***** EXTRACTED INFORMATION

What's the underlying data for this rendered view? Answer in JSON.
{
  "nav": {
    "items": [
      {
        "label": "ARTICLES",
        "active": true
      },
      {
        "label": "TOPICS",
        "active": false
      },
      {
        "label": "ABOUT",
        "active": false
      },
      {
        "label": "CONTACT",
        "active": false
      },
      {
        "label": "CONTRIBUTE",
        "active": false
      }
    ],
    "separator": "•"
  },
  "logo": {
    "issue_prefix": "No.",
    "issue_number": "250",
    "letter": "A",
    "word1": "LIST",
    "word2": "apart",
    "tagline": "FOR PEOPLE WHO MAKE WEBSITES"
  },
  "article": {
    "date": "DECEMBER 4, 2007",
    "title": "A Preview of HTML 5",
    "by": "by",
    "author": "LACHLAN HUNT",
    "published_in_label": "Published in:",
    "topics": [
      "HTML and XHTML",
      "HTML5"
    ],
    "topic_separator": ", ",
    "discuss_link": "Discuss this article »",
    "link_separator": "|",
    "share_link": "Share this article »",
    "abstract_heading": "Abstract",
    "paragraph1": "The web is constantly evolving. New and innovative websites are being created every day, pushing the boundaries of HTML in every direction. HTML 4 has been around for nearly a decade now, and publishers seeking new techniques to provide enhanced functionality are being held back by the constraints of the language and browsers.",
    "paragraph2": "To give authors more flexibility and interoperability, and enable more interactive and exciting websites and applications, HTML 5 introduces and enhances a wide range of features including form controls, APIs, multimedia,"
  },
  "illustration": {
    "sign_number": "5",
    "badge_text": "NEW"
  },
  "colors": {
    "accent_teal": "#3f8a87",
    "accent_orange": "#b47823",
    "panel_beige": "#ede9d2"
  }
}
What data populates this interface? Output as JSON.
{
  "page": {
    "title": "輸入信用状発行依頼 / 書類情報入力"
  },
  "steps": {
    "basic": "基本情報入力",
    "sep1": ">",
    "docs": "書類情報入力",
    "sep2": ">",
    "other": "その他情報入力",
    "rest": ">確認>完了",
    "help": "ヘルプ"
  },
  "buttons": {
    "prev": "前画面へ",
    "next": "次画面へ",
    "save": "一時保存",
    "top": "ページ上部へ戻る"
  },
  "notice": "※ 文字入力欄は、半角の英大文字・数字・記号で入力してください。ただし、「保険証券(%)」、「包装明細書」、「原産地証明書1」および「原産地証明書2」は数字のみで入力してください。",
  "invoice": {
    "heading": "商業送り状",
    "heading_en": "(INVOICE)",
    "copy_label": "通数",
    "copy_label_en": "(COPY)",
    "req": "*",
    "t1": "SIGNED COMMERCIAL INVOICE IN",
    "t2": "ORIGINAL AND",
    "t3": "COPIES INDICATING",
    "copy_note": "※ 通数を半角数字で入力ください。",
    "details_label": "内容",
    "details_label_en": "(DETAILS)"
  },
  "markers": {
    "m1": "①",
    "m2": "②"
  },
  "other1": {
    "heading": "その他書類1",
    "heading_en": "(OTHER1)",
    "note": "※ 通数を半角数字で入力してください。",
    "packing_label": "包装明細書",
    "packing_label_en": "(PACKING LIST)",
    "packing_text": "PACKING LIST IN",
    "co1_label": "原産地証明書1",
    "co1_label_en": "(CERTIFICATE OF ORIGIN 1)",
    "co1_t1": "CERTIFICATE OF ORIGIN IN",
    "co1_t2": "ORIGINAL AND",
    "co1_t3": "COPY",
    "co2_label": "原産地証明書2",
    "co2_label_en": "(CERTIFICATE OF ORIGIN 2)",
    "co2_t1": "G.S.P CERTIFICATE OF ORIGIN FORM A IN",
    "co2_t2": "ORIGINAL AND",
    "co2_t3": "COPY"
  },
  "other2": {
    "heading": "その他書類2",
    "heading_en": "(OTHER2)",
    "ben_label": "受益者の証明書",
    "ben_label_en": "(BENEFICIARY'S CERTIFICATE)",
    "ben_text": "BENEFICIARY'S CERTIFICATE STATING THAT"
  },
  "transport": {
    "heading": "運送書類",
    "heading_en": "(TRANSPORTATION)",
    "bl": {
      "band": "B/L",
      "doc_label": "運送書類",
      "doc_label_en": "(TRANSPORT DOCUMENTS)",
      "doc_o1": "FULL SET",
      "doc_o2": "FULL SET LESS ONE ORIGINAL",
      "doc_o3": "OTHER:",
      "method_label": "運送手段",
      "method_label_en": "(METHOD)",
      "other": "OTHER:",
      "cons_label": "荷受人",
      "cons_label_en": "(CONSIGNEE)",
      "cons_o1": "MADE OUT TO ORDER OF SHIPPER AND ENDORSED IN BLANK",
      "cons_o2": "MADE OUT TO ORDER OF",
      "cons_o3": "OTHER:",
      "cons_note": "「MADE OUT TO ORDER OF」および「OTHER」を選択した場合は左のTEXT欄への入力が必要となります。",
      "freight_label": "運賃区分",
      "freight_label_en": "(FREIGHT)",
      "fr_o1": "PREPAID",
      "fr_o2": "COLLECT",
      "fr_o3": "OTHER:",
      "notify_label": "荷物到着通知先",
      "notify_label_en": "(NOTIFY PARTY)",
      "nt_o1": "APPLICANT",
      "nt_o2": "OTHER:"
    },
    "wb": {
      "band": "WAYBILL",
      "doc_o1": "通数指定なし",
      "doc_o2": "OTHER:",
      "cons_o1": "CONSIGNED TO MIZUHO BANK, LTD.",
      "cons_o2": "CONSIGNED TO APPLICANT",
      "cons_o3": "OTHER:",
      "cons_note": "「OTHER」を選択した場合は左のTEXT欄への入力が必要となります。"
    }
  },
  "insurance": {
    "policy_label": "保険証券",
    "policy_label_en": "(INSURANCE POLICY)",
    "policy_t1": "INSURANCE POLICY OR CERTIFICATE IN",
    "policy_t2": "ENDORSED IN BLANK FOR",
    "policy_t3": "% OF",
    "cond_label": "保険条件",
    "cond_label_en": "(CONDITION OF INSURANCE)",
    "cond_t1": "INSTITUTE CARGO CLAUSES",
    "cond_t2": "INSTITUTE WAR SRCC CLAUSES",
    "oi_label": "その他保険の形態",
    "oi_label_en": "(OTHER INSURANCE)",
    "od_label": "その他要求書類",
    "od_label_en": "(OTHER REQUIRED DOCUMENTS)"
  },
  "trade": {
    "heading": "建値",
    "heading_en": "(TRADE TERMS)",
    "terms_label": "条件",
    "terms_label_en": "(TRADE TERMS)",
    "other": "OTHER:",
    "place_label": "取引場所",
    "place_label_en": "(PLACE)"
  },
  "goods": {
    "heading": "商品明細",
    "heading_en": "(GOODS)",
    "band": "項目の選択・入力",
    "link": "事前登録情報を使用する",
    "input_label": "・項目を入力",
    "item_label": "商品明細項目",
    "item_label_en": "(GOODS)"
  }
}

**********

## PROBLEM DESCRIPTION:
Extract each entry in full and write it down exactly.

## ANSWER TO THIS PROBLEM:
What's the underlying data for this rendered view? Answer in JSON.
{
  "nav": {
    "items": [
      {
        "label": "ARTICLES",
        "active": true
      },
      {
        "label": "TOPICS",
        "active": false
      },
      {
        "label": "ABOUT",
        "active": false
      },
      {
        "label": "CONTACT",
        "active": false
      },
      {
        "label": "CONTRIBUTE",
        "active": false
      }
    ],
    "separator": "•"
  },
  "logo": {
    "issue_prefix": "No.",
    "issue_number": "250",
    "letter": "A",
    "word1": "LIST",
    "word2": "apart",
    "tagline": "FOR PEOPLE WHO MAKE WEBSITES"
  },
  "article": {
    "date": "DECEMBER 4, 2007",
    "title": "A Preview of HTML 5",
    "by": "by",
    "author": "LACHLAN HUNT",
    "published_in_label": "Published in:",
    "topics": [
      "HTML and XHTML",
      "HTML5"
    ],
    "topic_separator": ", ",
    "discuss_link": "Discuss this article »",
    "link_separator": "|",
    "share_link": "Share this article »",
    "abstract_heading": "Abstract",
    "paragraph1": "The web is constantly evolving. New and innovative websites are being created every day, pushing the boundaries of HTML in every direction. HTML 4 has been around for nearly a decade now, and publishers seeking new techniques to provide enhanced functionality are being held back by the constraints of the language and browsers.",
    "paragraph2": "To give authors more flexibility and interoperability, and enable more interactive and exciting websites and applications, HTML 5 introduces and enhances a wide range of features including form controls, APIs, multimedia,"
  },
  "illustration": {
    "sign_number": "5",
    "badge_text": "NEW"
  },
  "colors": {
    "accent_teal": "#3f8a87",
    "accent_orange": "#b47823",
    "panel_beige": "#ede9d2"
  }
}
What data populates this interface? Output as JSON.
{
  "page": {
    "title": "輸入信用状発行依頼 / 書類情報入力"
  },
  "steps": {
    "basic": "基本情報入力",
    "sep1": ">",
    "docs": "書類情報入力",
    "sep2": ">",
    "other": "その他情報入力",
    "rest": ">確認>完了",
    "help": "ヘルプ"
  },
  "buttons": {
    "prev": "前画面へ",
    "next": "次画面へ",
    "save": "一時保存",
    "top": "ページ上部へ戻る"
  },
  "notice": "※ 文字入力欄は、半角の英大文字・数字・記号で入力してください。ただし、「保険証券(%)」、「包装明細書」、「原産地証明書1」および「原産地証明書2」は数字のみで入力してください。",
  "invoice": {
    "heading": "商業送り状",
    "heading_en": "(INVOICE)",
    "copy_label": "通数",
    "copy_label_en": "(COPY)",
    "req": "*",
    "t1": "SIGNED COMMERCIAL INVOICE IN",
    "t2": "ORIGINAL AND",
    "t3": "COPIES INDICATING",
    "copy_note": "※ 通数を半角数字で入力ください。",
    "details_label": "内容",
    "details_label_en": "(DETAILS)"
  },
  "markers": {
    "m1": "①",
    "m2": "②"
  },
  "other1": {
    "heading": "その他書類1",
    "heading_en": "(OTHER1)",
    "note": "※ 通数を半角数字で入力してください。",
    "packing_label": "包装明細書",
    "packing_label_en": "(PACKING LIST)",
    "packing_text": "PACKING LIST IN",
    "co1_label": "原産地証明書1",
    "co1_label_en": "(CERTIFICATE OF ORIGIN 1)",
    "co1_t1": "CERTIFICATE OF ORIGIN IN",
    "co1_t2": "ORIGINAL AND",
    "co1_t3": "COPY",
    "co2_label": "原産地証明書2",
    "co2_label_en": "(CERTIFICATE OF ORIGIN 2)",
    "co2_t1": "G.S.P CERTIFICATE OF ORIGIN FORM A IN",
    "co2_t2": "ORIGINAL AND",
    "co2_t3": "COPY"
  },
  "other2": {
    "heading": "その他書類2",
    "heading_en": "(OTHER2)",
    "ben_label": "受益者の証明書",
    "ben_label_en": "(BENEFICIARY'S CERTIFICATE)",
    "ben_text": "BENEFICIARY'S CERTIFICATE STATING THAT"
  },
  "transport": {
    "heading": "運送書類",
    "heading_en": "(TRANSPORTATION)",
    "bl": {
      "band": "B/L",
      "doc_label": "運送書類",
      "doc_label_en": "(TRANSPORT DOCUMENTS)",
      "doc_o1": "FULL SET",
      "doc_o2": "FULL SET LESS ONE ORIGINAL",
      "doc_o3": "OTHER:",
      "method_label": "運送手段",
      "method_label_en": "(METHOD)",
      "other": "OTHER:",
      "cons_label": "荷受人",
      "cons_label_en": "(CONSIGNEE)",
      "cons_o1": "MADE OUT TO ORDER OF SHIPPER AND ENDORSED IN BLANK",
      "cons_o2": "MADE OUT TO ORDER OF",
      "cons_o3": "OTHER:",
      "cons_note": "「MADE OUT TO ORDER OF」および「OTHER」を選択した場合は左のTEXT欄への入力が必要となります。",
      "freight_label": "運賃区分",
      "freight_label_en": "(FREIGHT)",
      "fr_o1": "PREPAID",
      "fr_o2": "COLLECT",
      "fr_o3": "OTHER:",
      "notify_label": "荷物到着通知先",
      "notify_label_en": "(NOTIFY PARTY)",
      "nt_o1": "APPLICANT",
      "nt_o2": "OTHER:"
    },
    "wb": {
      "band": "WAYBILL",
      "doc_o1": "通数指定なし",
      "doc_o2": "OTHER:",
      "cons_o1": "CONSIGNED TO MIZUHO BANK, LTD.",
      "cons_o2": "CONSIGNED TO APPLICANT",
      "cons_o3": "OTHER:",
      "cons_note": "「OTHER」を選択した場合は左のTEXT欄への入力が必要となります。"
    }
  },
  "insurance": {
    "policy_label": "保険証券",
    "policy_label_en": "(INSURANCE POLICY)",
    "policy_t1": "INSURANCE POLICY OR CERTIFICATE IN",
    "policy_t2": "ENDORSED IN BLANK FOR",
    "policy_t3": "% OF",
    "cond_label": "保険条件",
    "cond_label_en": "(CONDITION OF INSURANCE)",
    "cond_t1": "INSTITUTE CARGO CLAUSES",
    "cond_t2": "INSTITUTE WAR SRCC CLAUSES",
    "oi_label": "その他保険の形態",
    "oi_label_en": "(OTHER INSURANCE)",
    "od_label": "その他要求書類",
    "od_label_en": "(OTHER REQUIRED DOCUMENTS)"
  },
  "trade": {
    "heading": "建値",
    "heading_en": "(TRADE TERMS)",
    "terms_label": "条件",
    "terms_label_en": "(TRADE TERMS)",
    "other": "OTHER:",
    "place_label": "取引場所",
    "place_label_en": "(PLACE)"
  },
  "goods": {
    "heading": "商品明細",
    "heading_en": "(GOODS)",
    "band": "項目の選択・入力",
    "link": "事前登録情報を使用する",
    "input_label": "・項目を入力",
    "item_label": "商品明細項目",
    "item_label_en": "(GOODS)"
  }
}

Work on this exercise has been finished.